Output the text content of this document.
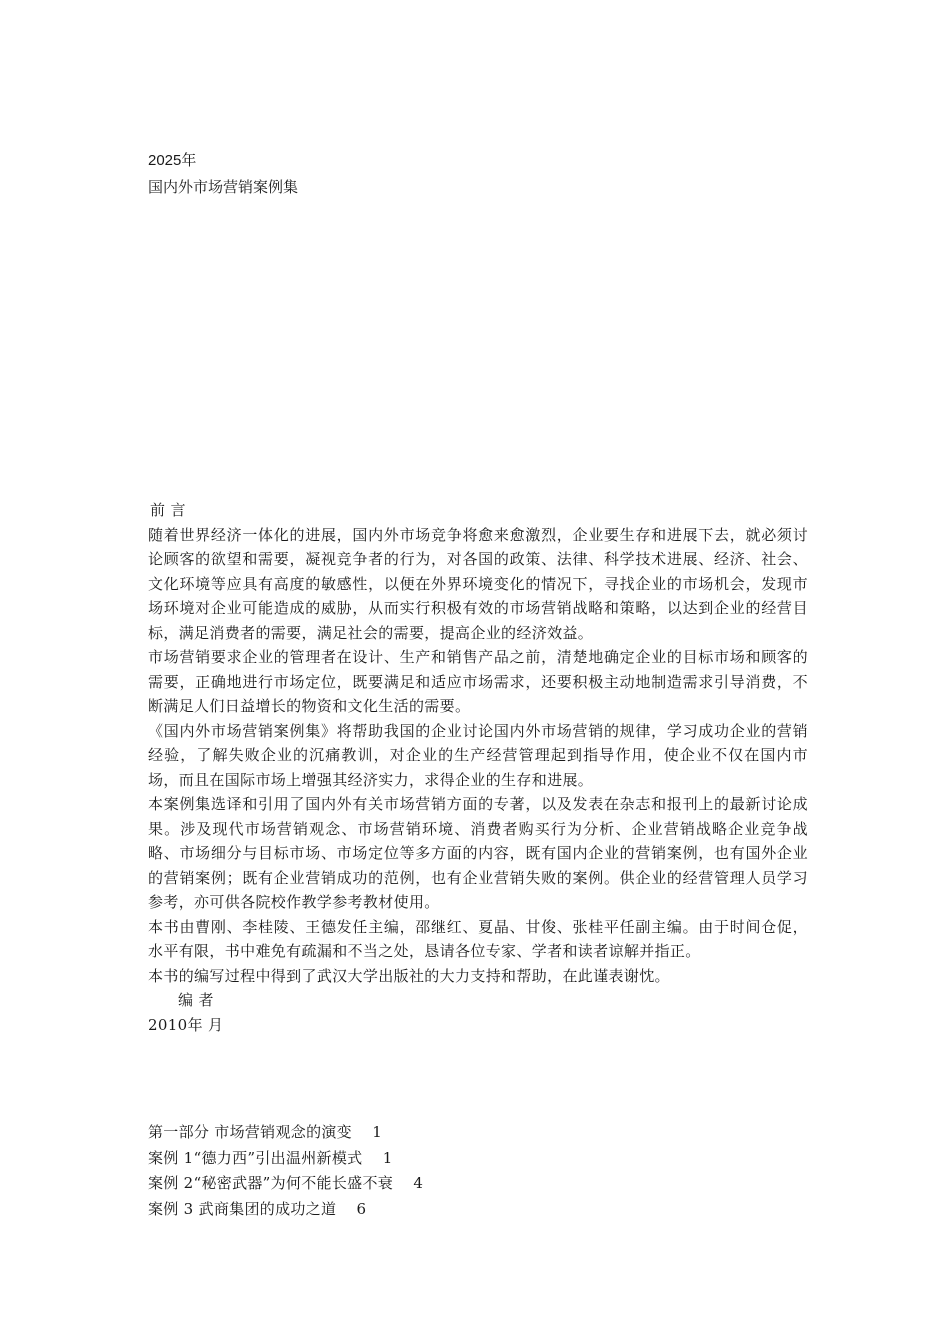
2025年
国内外市场营销案例集

前 言

随着世界经济一体化的进展，国内外市场竞争将愈来愈激烈，企业要生存和进展下去，就必须讨论顾客的欲望和需要，凝视竞争者的行为，对各国的政策、法律、科学技术进展、经济、社会、文化环境等应具有高度的敏感性，以便在外界环境变化的情况下，寻找企业的市场机会，发现市场环境对企业可能造成的威胁，从而实行积极有效的市场营销战略和策略，以达到企业的经营目标，满足消费者的需要，满足社会的需要，提高企业的经济效益。

市场营销要求企业的管理者在设计、生产和销售产品之前，清楚地确定企业的目标市场和顾客的需要，正确地进行市场定位，既要满足和适应市场需求，还要积极主动地制造需求引导消费，不断满足人们日益增长的物资和文化生活的需要。

《国内外市场营销案例集》将帮助我国的企业讨论国内外市场营销的规律，学习成功企业的营销经验，了解失败企业的沉痛教训，对企业的生产经营管理起到指导作用，使企业不仅在国内市场，而且在国际市场上增强其经济实力，求得企业的生存和进展。

本案例集选译和引用了国内外有关市场营销方面的专著，以及发表在杂志和报刊上的最新讨论成果。涉及现代市场营销观念、市场营销环境、消费者购买行为分析、企业营销战略企业竞争战略、市场细分与目标市场、市场定位等多方面的内容，既有国内企业的营销案例，也有国外企业的营销案例；既有企业营销成功的范例，也有企业营销失败的案例。供企业的经营管理人员学习参考，亦可供各院校作教学参考教材使用。

本书由曹刚、李桂陵、王德发任主编，邵继红、夏晶、甘俊、张桂平任副主编。由于时间仓促，水平有限，书中难免有疏漏和不当之处，恳请各位专家、学者和读者谅解并指正。

本书的编写过程中得到了武汉大学出版社的大力支持和帮助，在此谨表谢忱。

编 者

2010年 月

第一部分 市场营销观念的演变    1
案例 1“德力西”引出温州新模式    1
案例 2“秘密武器”为何不能长盛不衰    4
案例 3 武商集团的成功之道    6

— Stated exercise —
Report how many lines of the listing hold the string "国内外市场营销案例集", giving only the number.

— Complete answer —
2